### What the exercise asks
Compile every line that includes the word "Model".

### Data supplied
┌────────

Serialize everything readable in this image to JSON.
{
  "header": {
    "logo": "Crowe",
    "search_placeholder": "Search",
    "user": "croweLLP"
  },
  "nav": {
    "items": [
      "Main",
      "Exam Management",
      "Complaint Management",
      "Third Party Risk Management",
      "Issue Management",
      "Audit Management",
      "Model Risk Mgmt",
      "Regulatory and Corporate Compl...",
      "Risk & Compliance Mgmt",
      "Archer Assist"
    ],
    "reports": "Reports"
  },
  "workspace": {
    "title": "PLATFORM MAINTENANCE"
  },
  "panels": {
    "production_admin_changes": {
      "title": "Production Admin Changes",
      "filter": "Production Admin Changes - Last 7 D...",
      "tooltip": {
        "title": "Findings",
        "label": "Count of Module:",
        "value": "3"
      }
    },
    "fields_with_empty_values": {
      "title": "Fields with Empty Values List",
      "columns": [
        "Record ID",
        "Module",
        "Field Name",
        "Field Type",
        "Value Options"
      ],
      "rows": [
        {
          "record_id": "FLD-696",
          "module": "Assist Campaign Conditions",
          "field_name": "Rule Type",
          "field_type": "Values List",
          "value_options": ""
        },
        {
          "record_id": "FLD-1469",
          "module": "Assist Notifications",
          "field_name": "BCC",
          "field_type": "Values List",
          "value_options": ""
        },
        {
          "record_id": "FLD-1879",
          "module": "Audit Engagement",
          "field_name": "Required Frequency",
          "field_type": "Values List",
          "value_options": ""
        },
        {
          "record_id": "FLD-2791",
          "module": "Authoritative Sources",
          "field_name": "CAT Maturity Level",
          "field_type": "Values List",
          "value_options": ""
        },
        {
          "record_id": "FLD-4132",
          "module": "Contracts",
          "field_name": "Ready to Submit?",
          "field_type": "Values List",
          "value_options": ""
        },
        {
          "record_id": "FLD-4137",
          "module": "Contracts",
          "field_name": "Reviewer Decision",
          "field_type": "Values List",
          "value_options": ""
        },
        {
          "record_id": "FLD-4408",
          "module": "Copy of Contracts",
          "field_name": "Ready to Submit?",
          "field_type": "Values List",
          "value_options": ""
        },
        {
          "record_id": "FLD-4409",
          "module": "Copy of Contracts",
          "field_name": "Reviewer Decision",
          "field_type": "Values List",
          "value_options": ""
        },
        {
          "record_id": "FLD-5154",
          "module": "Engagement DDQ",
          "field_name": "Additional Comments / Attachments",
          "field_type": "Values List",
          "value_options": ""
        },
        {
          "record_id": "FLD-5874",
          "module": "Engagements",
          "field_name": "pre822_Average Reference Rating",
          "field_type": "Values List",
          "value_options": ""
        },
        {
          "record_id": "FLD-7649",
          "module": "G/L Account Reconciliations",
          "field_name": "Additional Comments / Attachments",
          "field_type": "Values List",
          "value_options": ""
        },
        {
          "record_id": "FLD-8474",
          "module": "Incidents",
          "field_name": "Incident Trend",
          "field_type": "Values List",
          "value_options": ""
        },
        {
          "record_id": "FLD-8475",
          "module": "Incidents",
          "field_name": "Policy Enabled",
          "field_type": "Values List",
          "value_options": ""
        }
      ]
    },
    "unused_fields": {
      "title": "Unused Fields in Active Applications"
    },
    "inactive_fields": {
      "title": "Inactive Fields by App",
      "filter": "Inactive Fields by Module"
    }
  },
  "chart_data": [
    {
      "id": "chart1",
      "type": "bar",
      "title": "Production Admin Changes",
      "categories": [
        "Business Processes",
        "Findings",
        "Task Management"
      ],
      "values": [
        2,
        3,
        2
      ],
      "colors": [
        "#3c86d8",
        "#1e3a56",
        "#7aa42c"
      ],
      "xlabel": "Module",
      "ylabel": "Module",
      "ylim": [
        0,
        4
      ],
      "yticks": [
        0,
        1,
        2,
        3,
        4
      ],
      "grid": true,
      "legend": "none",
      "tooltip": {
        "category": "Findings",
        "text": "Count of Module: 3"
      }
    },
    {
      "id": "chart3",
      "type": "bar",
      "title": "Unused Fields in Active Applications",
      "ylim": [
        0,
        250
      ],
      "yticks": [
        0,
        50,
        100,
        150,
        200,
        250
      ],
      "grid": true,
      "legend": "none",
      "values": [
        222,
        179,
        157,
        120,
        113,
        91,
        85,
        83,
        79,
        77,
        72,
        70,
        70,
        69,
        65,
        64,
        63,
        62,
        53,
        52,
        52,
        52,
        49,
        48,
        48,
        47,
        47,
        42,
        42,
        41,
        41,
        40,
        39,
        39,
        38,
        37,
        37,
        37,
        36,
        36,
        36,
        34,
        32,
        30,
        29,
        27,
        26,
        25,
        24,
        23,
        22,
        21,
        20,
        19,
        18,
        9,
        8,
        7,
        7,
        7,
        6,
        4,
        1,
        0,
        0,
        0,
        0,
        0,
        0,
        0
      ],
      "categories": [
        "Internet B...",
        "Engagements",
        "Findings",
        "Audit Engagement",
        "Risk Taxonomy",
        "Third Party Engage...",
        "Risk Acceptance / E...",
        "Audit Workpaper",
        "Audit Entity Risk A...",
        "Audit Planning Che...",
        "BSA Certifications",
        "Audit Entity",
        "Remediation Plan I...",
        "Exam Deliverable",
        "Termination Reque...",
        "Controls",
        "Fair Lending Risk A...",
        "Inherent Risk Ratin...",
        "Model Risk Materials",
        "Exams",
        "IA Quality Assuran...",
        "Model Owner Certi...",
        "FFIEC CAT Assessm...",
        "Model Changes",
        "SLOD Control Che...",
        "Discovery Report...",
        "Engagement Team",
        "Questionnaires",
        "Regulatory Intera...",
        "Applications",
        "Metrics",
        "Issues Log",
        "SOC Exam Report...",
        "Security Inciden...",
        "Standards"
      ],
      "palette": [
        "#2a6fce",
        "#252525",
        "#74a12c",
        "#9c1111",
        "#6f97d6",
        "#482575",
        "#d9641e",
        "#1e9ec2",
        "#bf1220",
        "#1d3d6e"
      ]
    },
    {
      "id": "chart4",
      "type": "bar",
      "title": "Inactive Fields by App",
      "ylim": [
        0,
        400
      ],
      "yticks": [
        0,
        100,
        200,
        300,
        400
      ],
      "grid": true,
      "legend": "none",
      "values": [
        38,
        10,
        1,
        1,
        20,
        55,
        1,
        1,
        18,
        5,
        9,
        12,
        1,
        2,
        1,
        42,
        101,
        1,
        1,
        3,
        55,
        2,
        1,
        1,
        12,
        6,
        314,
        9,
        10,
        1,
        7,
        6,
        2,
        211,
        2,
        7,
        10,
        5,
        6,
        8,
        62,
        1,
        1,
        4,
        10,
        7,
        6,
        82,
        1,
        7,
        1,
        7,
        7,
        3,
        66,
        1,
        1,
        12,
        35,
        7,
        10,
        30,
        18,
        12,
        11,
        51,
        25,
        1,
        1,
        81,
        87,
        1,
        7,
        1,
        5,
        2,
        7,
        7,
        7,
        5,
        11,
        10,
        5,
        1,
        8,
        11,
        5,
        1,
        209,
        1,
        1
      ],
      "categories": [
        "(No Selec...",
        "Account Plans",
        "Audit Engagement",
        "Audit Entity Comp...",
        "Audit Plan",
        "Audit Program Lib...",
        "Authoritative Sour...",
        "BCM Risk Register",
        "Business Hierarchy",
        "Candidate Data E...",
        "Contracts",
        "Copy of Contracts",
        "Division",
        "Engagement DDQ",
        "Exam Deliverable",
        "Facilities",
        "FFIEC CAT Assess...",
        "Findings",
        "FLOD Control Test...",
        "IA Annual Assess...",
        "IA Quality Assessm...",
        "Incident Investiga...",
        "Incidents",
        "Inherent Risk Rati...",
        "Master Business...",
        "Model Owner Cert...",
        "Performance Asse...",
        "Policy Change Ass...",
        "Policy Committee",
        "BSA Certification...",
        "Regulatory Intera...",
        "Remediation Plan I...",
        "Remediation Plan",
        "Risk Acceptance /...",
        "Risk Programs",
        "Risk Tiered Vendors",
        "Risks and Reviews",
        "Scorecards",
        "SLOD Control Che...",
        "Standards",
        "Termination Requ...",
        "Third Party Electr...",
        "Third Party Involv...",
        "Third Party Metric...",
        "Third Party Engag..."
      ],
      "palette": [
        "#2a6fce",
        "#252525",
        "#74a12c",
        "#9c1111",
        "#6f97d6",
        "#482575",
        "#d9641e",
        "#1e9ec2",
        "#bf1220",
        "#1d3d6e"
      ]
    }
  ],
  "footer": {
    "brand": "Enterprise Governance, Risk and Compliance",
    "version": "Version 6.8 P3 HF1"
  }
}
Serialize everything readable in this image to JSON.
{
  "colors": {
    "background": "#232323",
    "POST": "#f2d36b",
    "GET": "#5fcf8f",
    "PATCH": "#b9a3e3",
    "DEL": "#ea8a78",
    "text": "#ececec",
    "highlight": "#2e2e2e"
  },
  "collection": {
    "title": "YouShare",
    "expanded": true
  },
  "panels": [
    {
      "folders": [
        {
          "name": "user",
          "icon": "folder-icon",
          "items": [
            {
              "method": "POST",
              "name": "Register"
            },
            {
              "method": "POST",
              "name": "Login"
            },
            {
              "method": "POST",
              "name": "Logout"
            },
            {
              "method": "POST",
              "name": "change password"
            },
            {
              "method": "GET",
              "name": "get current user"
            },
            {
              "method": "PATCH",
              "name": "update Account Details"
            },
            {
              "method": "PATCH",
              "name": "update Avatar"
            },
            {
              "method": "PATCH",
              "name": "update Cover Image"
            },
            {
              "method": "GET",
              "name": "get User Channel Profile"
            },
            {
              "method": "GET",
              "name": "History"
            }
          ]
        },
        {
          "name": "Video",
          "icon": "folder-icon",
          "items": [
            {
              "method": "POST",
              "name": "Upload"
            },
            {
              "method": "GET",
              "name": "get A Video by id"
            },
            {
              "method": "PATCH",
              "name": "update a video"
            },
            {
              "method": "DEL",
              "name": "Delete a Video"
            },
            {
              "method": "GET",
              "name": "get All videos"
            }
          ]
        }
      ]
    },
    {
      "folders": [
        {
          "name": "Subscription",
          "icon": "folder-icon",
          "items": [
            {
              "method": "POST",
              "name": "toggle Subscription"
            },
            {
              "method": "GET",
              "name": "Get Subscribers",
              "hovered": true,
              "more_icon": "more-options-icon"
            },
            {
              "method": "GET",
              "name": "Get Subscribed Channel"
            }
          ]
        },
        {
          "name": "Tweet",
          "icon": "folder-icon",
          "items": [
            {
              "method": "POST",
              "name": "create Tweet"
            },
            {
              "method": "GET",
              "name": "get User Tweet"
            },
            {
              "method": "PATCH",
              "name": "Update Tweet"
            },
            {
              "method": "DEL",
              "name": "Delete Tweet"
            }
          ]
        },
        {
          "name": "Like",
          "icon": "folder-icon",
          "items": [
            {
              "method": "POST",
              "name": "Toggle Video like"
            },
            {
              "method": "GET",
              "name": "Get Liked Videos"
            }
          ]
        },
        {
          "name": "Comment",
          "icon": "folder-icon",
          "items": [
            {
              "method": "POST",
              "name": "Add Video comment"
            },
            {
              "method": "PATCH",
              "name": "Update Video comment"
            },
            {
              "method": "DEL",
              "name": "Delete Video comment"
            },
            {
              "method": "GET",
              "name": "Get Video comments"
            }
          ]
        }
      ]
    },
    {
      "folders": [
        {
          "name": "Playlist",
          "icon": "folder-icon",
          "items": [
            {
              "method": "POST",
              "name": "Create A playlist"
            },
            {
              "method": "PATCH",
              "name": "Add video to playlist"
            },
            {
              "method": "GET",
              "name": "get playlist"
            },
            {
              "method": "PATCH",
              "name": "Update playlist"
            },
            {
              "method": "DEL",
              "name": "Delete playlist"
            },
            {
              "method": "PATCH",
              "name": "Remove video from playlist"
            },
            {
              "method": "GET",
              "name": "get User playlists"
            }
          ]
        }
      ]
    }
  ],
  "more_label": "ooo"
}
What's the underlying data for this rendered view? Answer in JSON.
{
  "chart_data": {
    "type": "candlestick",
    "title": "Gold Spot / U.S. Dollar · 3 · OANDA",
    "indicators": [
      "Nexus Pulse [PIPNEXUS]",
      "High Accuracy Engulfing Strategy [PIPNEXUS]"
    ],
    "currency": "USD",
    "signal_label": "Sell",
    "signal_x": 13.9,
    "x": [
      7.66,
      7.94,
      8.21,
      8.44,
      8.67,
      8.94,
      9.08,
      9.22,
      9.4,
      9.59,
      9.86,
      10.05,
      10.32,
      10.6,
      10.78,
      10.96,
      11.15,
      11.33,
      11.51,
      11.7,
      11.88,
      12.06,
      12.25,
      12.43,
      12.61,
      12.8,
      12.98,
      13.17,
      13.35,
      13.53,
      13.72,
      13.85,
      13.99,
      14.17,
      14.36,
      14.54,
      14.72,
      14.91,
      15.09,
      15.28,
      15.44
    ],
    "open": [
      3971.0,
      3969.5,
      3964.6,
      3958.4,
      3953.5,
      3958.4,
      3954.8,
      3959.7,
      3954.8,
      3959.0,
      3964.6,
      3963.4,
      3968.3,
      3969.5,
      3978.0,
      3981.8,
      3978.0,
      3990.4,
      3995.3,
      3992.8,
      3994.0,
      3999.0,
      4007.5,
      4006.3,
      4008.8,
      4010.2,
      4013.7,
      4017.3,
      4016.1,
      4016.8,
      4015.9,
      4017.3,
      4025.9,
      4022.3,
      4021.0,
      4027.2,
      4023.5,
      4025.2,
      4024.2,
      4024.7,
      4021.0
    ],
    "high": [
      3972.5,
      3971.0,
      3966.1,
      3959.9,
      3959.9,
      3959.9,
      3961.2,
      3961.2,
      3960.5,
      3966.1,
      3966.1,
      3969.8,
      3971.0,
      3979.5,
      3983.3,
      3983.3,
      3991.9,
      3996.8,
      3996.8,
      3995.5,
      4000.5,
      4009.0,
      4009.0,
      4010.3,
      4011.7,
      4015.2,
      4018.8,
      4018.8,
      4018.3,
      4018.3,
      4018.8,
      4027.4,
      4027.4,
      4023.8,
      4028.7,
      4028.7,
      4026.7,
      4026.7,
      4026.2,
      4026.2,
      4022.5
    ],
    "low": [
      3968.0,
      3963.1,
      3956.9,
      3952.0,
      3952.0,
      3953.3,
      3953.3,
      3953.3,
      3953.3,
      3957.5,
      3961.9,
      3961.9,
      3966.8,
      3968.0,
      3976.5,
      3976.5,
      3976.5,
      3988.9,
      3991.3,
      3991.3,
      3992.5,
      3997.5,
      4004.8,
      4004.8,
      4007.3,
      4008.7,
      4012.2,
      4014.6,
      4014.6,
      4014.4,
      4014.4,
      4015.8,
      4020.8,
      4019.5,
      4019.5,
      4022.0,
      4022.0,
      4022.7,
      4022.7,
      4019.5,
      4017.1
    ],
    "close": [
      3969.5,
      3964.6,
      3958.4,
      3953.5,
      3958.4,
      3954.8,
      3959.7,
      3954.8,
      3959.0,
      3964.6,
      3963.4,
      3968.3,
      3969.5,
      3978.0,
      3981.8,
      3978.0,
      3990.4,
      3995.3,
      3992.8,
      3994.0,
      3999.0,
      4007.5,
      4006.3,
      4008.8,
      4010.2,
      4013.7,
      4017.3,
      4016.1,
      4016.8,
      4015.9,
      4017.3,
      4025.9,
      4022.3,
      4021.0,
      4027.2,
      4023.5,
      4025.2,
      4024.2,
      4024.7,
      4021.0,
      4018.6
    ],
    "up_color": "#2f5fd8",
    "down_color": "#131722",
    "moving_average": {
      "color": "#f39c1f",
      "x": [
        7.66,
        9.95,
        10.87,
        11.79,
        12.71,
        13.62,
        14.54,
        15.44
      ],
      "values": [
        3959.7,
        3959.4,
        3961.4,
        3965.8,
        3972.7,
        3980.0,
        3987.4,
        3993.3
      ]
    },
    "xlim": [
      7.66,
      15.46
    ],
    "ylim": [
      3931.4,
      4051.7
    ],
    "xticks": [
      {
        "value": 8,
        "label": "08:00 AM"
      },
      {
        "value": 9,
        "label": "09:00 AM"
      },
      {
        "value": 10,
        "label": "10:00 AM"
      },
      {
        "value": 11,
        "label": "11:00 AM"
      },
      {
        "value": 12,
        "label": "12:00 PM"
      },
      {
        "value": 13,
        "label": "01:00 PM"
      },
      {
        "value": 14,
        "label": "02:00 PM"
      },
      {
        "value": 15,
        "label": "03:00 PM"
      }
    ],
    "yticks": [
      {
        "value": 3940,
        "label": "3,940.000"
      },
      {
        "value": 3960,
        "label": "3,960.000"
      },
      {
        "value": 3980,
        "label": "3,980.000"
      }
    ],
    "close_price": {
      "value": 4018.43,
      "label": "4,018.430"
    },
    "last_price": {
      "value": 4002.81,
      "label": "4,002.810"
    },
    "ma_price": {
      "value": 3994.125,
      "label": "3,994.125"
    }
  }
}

└────────

### Finished exercise
      "Model Risk Mgmt",
        "Model Risk Materials",
        "Model Owner Certi...",
        "Model Changes",
        "Model Owner Cert...",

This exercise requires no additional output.